### Input records
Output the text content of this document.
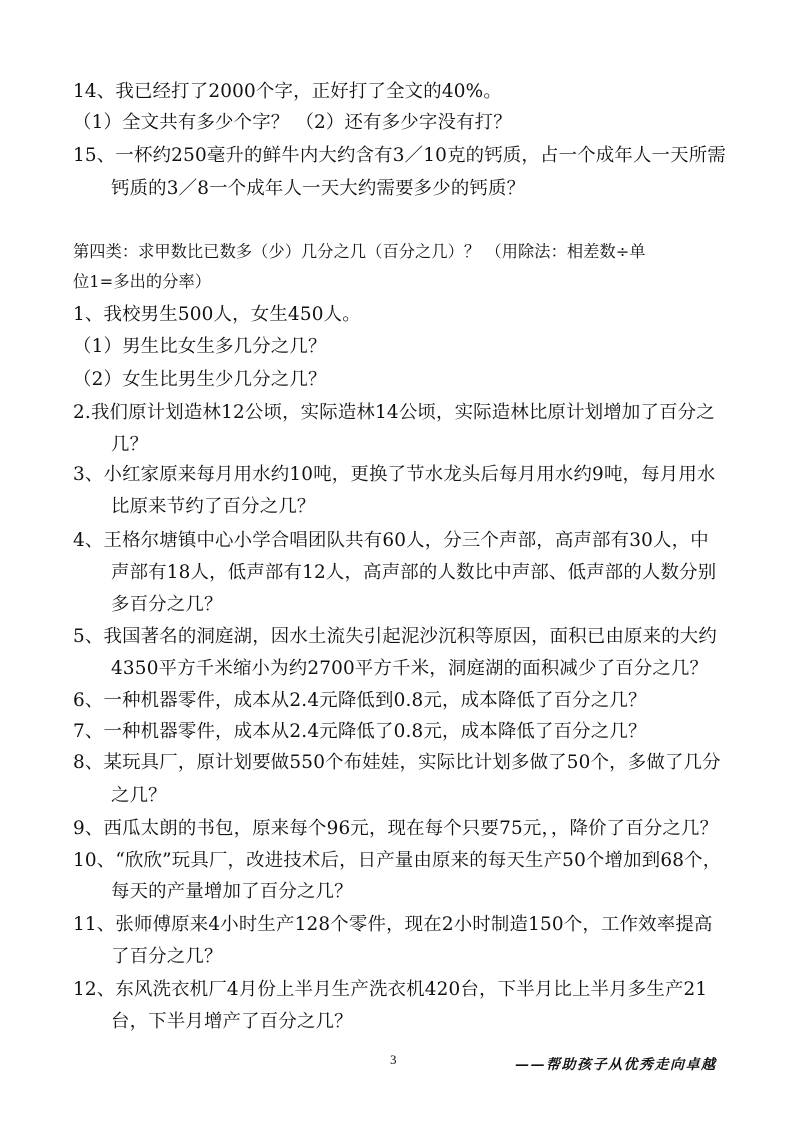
14、我已经打了2000个字，正好打了全文的40%。
（1）全文共有多少个字？ （2）还有多少字没有打？
15、一杯约250毫升的鲜牛内大约含有3／10克的钙质，占一个成年人一天所需
钙质的3／8一个成年人一天大约需要多少的钙质？
第四类：求甲数比已数多（少）几分之几（百分之几）？ （用除法：相差数÷单
位1=多出的分率）
1、我校男生500人，女生450人。
（1）男生比女生多几分之几？
（2）女生比男生少几分之几？
2.我们原计划造林12公顷，实际造林14公顷，实际造林比原计划增加了百分之
几？
3、小红家原来每月用水约10吨，更换了节水龙头后每月用水约9吨，每月用水
比原来节约了百分之几？
4、王格尔塘镇中心小学合唱团队共有60人，分三个声部，高声部有30人，中
声部有18人，低声部有12人，高声部的人数比中声部、低声部的人数分别
多百分之几？
5、我国著名的洞庭湖，因水土流失引起泥沙沉积等原因，面积已由原来的大约
4350平方千米缩小为约2700平方千米，洞庭湖的面积减少了百分之几？
6、一种机器零件，成本从2.4元降低到0.8元，成本降低了百分之几？
7、一种机器零件，成本从2.4元降低了0.8元，成本降低了百分之几？
8、某玩具厂，原计划要做550个布娃娃，实际比计划多做了50个，多做了几分
之几？
9、西瓜太朗的书包，原来每个96元，现在每个只要75元，，降价了百分之几？
10、“欣欣”玩具厂，改进技术后，日产量由原来的每天生产50个增加到68个，
每天的产量增加了百分之几？
11、张师傅原来4小时生产128个零件，现在2小时制造150个，工作效率提高
了百分之几？
12、东风洗衣机厂4月份上半月生产洗衣机420台，下半月比上半月多生产21
台，下半月增产了百分之几？
3	——帮助孩子从优秀走向卓越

### Stated goal
Make an exact copy of every record, pictures excluded.

### Task result
Output the text content of this document.
14、我已经打了2000个字，正好打了全文的40%。
（1）全文共有多少个字？ （2）还有多少字没有打？
15、一杯约250毫升的鲜牛内大约含有3／10克的钙质，占一个成年人一天所需
钙质的3／8一个成年人一天大约需要多少的钙质？
第四类：求甲数比已数多（少）几分之几（百分之几）？ （用除法：相差数÷单
位1=多出的分率）
1、我校男生500人，女生450人。
（1）男生比女生多几分之几？
（2）女生比男生少几分之几？
2.我们原计划造林12公顷，实际造林14公顷，实际造林比原计划增加了百分之
几？
3、小红家原来每月用水约10吨，更换了节水龙头后每月用水约9吨，每月用水
比原来节约了百分之几？
4、王格尔塘镇中心小学合唱团队共有60人，分三个声部，高声部有30人，中
声部有18人，低声部有12人，高声部的人数比中声部、低声部的人数分别
多百分之几？
5、我国著名的洞庭湖，因水土流失引起泥沙沉积等原因，面积已由原来的大约
4350平方千米缩小为约2700平方千米，洞庭湖的面积减少了百分之几？
6、一种机器零件，成本从2.4元降低到0.8元，成本降低了百分之几？
7、一种机器零件，成本从2.4元降低了0.8元，成本降低了百分之几？
8、某玩具厂，原计划要做550个布娃娃，实际比计划多做了50个，多做了几分
之几？
9、西瓜太朗的书包，原来每个96元，现在每个只要75元，，降价了百分之几？
10、“欣欣”玩具厂，改进技术后，日产量由原来的每天生产50个增加到68个，
每天的产量增加了百分之几？
11、张师傅原来4小时生产128个零件，现在2小时制造150个，工作效率提高
了百分之几？
12、东风洗衣机厂4月份上半月生产洗衣机420台，下半月比上半月多生产21
台，下半月增产了百分之几？
3	——帮助孩子从优秀走向卓越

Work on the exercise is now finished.